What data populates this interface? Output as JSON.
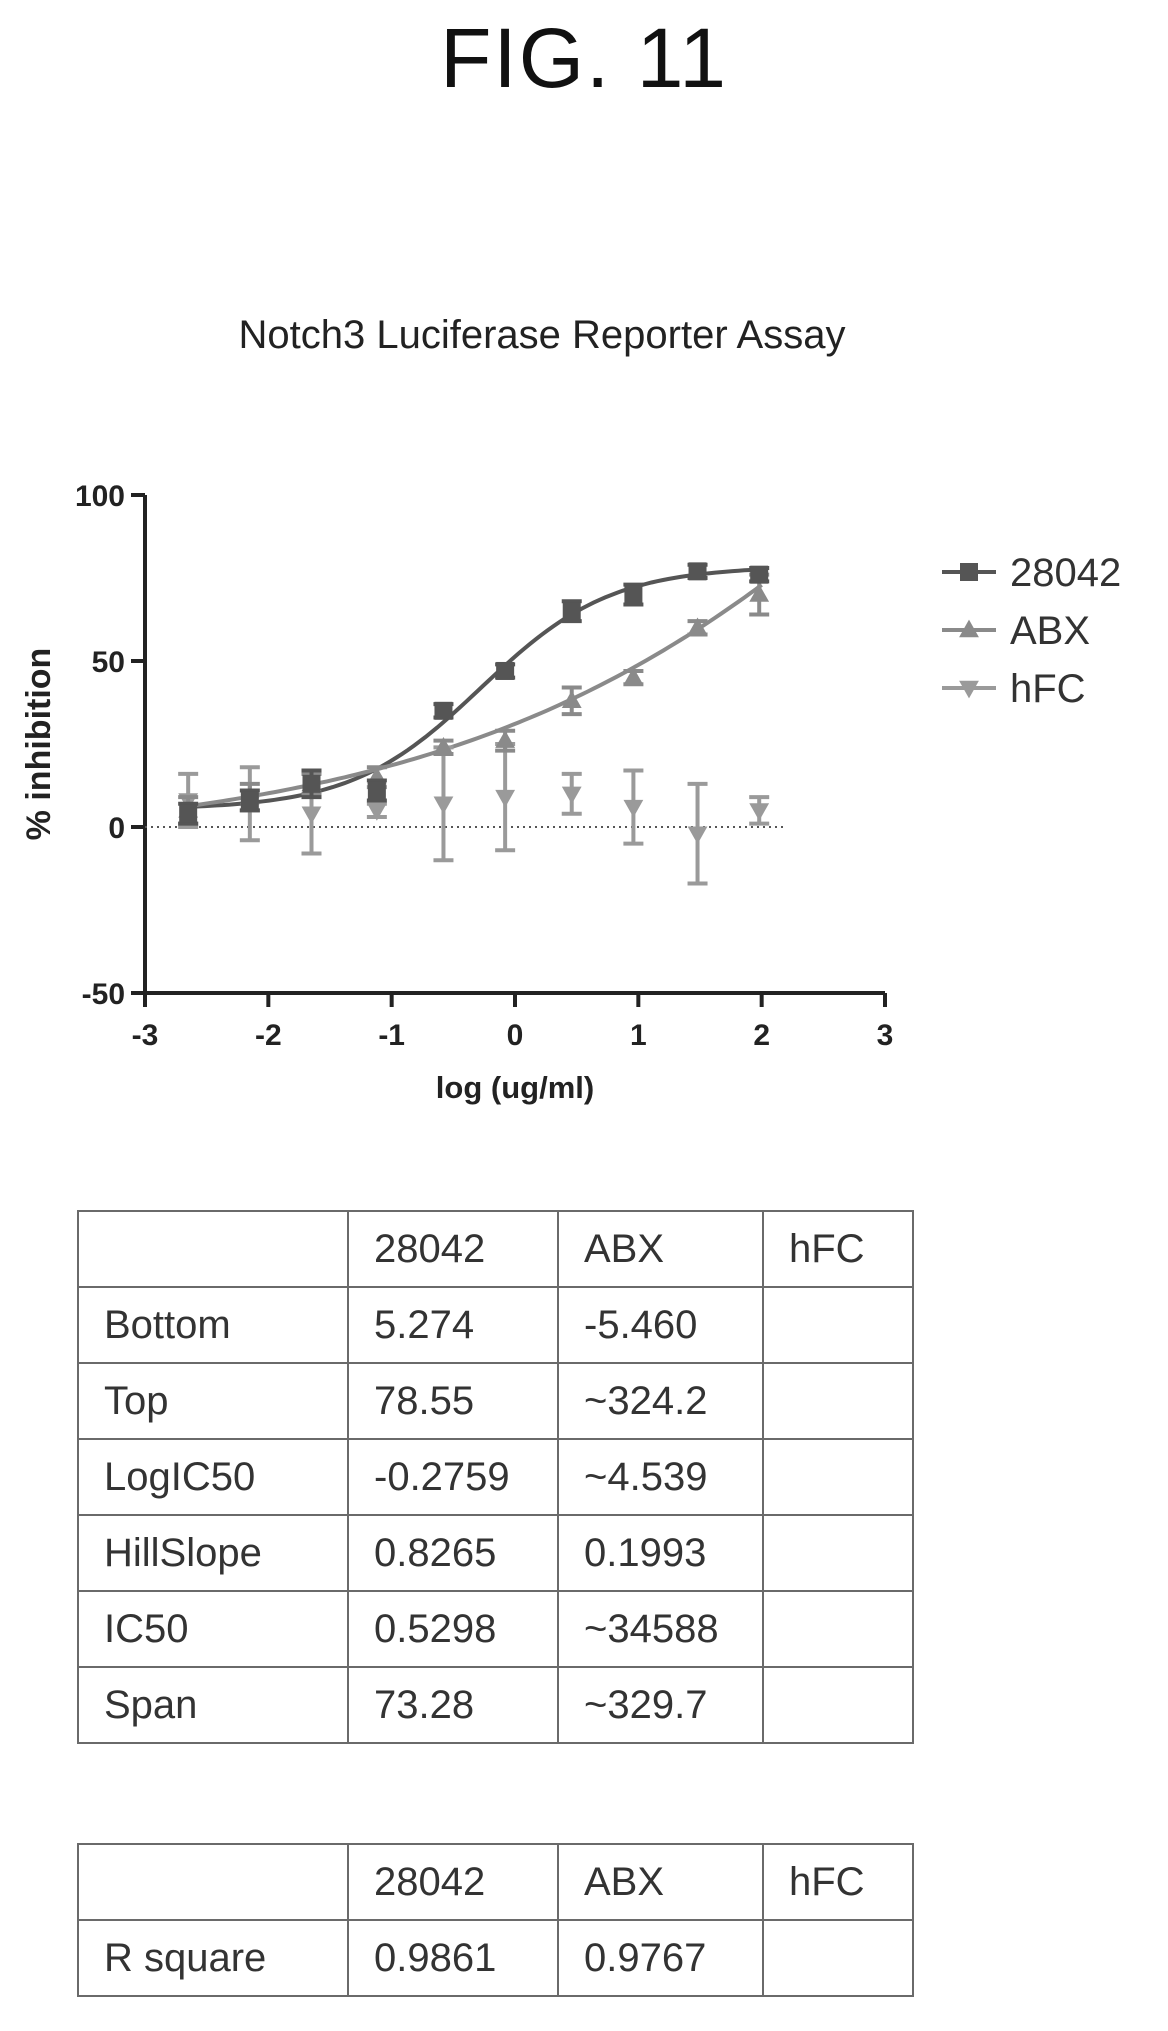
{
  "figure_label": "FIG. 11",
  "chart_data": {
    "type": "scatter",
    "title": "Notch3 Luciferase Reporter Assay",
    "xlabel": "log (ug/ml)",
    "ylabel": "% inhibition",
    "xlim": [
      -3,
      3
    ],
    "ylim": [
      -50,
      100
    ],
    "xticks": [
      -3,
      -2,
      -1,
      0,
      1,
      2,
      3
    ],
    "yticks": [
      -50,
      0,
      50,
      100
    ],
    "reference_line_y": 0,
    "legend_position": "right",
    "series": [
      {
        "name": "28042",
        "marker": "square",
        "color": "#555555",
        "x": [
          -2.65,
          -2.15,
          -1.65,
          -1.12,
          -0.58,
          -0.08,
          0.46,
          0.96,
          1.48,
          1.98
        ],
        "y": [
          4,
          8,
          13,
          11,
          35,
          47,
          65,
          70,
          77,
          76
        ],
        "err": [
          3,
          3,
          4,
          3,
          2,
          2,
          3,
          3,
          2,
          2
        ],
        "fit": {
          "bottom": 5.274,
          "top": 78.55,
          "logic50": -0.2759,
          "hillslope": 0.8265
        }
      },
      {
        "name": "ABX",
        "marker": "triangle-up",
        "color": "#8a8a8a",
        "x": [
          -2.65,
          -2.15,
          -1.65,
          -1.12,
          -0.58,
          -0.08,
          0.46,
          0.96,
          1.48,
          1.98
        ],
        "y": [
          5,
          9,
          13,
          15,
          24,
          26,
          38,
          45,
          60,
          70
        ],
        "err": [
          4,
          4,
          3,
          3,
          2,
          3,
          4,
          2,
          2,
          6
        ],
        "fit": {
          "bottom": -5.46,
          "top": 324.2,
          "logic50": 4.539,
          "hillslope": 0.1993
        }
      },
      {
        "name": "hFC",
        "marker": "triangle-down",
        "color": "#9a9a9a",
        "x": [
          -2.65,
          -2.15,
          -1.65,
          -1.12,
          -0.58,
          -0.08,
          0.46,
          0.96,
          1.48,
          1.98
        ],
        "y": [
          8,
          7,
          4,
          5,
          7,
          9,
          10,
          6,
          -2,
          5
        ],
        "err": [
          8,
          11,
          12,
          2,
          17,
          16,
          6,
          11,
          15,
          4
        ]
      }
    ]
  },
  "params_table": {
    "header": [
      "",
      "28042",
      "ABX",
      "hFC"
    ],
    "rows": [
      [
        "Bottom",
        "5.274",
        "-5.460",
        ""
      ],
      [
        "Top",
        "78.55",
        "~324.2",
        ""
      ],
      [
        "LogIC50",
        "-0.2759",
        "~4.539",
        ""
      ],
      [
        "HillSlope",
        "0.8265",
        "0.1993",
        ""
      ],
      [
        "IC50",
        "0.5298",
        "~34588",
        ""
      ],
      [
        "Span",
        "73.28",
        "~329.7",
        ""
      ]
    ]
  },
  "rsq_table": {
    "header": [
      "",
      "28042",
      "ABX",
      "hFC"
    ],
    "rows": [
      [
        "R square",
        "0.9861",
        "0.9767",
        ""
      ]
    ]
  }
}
___
▶ WHAT YOU NEED TO DO
Set down each entry above exactly as it appears. Omit the pictures.

▶ SOLUTION FOR THIS EXERCISE
What data populates this interface? Output as JSON.
{
  "figure_label": "FIG. 11",
  "chart_data": {
    "type": "scatter",
    "title": "Notch3 Luciferase Reporter Assay",
    "xlabel": "log (ug/ml)",
    "ylabel": "% inhibition",
    "xlim": [
      -3,
      3
    ],
    "ylim": [
      -50,
      100
    ],
    "xticks": [
      -3,
      -2,
      -1,
      0,
      1,
      2,
      3
    ],
    "yticks": [
      -50,
      0,
      50,
      100
    ],
    "reference_line_y": 0,
    "legend_position": "right",
    "series": [
      {
        "name": "28042",
        "marker": "square",
        "color": "#555555",
        "x": [
          -2.65,
          -2.15,
          -1.65,
          -1.12,
          -0.58,
          -0.08,
          0.46,
          0.96,
          1.48,
          1.98
        ],
        "y": [
          4,
          8,
          13,
          11,
          35,
          47,
          65,
          70,
          77,
          76
        ],
        "err": [
          3,
          3,
          4,
          3,
          2,
          2,
          3,
          3,
          2,
          2
        ],
        "fit": {
          "bottom": 5.274,
          "top": 78.55,
          "logic50": -0.2759,
          "hillslope": 0.8265
        }
      },
      {
        "name": "ABX",
        "marker": "triangle-up",
        "color": "#8a8a8a",
        "x": [
          -2.65,
          -2.15,
          -1.65,
          -1.12,
          -0.58,
          -0.08,
          0.46,
          0.96,
          1.48,
          1.98
        ],
        "y": [
          5,
          9,
          13,
          15,
          24,
          26,
          38,
          45,
          60,
          70
        ],
        "err": [
          4,
          4,
          3,
          3,
          2,
          3,
          4,
          2,
          2,
          6
        ],
        "fit": {
          "bottom": -5.46,
          "top": 324.2,
          "logic50": 4.539,
          "hillslope": 0.1993
        }
      },
      {
        "name": "hFC",
        "marker": "triangle-down",
        "color": "#9a9a9a",
        "x": [
          -2.65,
          -2.15,
          -1.65,
          -1.12,
          -0.58,
          -0.08,
          0.46,
          0.96,
          1.48,
          1.98
        ],
        "y": [
          8,
          7,
          4,
          5,
          7,
          9,
          10,
          6,
          -2,
          5
        ],
        "err": [
          8,
          11,
          12,
          2,
          17,
          16,
          6,
          11,
          15,
          4
        ]
      }
    ]
  },
  "params_table": {
    "header": [
      "",
      "28042",
      "ABX",
      "hFC"
    ],
    "rows": [
      [
        "Bottom",
        "5.274",
        "-5.460",
        ""
      ],
      [
        "Top",
        "78.55",
        "~324.2",
        ""
      ],
      [
        "LogIC50",
        "-0.2759",
        "~4.539",
        ""
      ],
      [
        "HillSlope",
        "0.8265",
        "0.1993",
        ""
      ],
      [
        "IC50",
        "0.5298",
        "~34588",
        ""
      ],
      [
        "Span",
        "73.28",
        "~329.7",
        ""
      ]
    ]
  },
  "rsq_table": {
    "header": [
      "",
      "28042",
      "ABX",
      "hFC"
    ],
    "rows": [
      [
        "R square",
        "0.9861",
        "0.9767",
        ""
      ]
    ]
  }
}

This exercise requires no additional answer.